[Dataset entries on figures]
★ ★ ★ ★ ★
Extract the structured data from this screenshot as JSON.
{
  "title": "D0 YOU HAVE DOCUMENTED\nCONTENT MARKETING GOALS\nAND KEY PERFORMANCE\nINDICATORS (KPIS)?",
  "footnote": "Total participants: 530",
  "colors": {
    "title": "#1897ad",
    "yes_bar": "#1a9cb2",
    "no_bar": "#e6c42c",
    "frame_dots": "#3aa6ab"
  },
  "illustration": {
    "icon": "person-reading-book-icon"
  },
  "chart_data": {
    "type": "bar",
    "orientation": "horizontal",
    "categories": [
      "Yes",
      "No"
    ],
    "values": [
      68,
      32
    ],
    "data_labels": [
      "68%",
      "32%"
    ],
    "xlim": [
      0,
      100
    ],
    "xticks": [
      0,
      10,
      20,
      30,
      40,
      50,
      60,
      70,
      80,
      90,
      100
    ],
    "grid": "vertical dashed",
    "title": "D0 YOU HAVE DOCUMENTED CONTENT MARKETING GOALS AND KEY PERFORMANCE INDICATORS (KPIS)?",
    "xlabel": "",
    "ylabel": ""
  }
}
★ ★ ★ ★ ★
Restate the data above word for word.

Finished exercise:
Extract the structured data from this screenshot as JSON.
{
  "title": "D0 YOU HAVE DOCUMENTED\nCONTENT MARKETING GOALS\nAND KEY PERFORMANCE\nINDICATORS (KPIS)?",
  "footnote": "Total participants: 530",
  "colors": {
    "title": "#1897ad",
    "yes_bar": "#1a9cb2",
    "no_bar": "#e6c42c",
    "frame_dots": "#3aa6ab"
  },
  "illustration": {
    "icon": "person-reading-book-icon"
  },
  "chart_data": {
    "type": "bar",
    "orientation": "horizontal",
    "categories": [
      "Yes",
      "No"
    ],
    "values": [
      68,
      32
    ],
    "data_labels": [
      "68%",
      "32%"
    ],
    "xlim": [
      0,
      100
    ],
    "xticks": [
      0,
      10,
      20,
      30,
      40,
      50,
      60,
      70,
      80,
      90,
      100
    ],
    "grid": "vertical dashed",
    "title": "D0 YOU HAVE DOCUMENTED CONTENT MARKETING GOALS AND KEY PERFORMANCE INDICATORS (KPIS)?",
    "xlabel": "",
    "ylabel": ""
  }
}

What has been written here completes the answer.